Input records
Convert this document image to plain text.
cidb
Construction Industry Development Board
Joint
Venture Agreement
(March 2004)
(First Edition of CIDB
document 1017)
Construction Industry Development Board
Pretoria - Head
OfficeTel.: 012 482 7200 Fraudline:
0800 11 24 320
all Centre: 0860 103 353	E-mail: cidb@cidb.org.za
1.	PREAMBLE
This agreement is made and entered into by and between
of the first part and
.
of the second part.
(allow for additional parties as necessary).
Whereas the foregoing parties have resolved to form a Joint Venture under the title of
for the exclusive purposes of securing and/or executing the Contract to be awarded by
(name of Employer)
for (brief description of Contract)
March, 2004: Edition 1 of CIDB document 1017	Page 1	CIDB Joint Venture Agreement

What you need to do
Hand back the material above in full, exactly as written.

Expected answer
Convert this document image to plain text.
cidb
Construction Industry Development Board
Joint
Venture Agreement
(March 2004)
(First Edition of CIDB
document 1017)
Construction Industry Development Board
Pretoria - Head
OfficeTel.: 012 482 7200 Fraudline:
0800 11 24 320
all Centre: 0860 103 353	E-mail: cidb@cidb.org.za
1.	PREAMBLE
This agreement is made and entered into by and between
of the first part and
.
of the second part.
(allow for additional parties as necessary).
Whereas the foregoing parties have resolved to form a Joint Venture under the title of
for the exclusive purposes of securing and/or executing the Contract to be awarded by
(name of Employer)
for (brief description of Contract)
March, 2004: Edition 1 of CIDB document 1017	Page 1	CIDB Joint Venture Agreement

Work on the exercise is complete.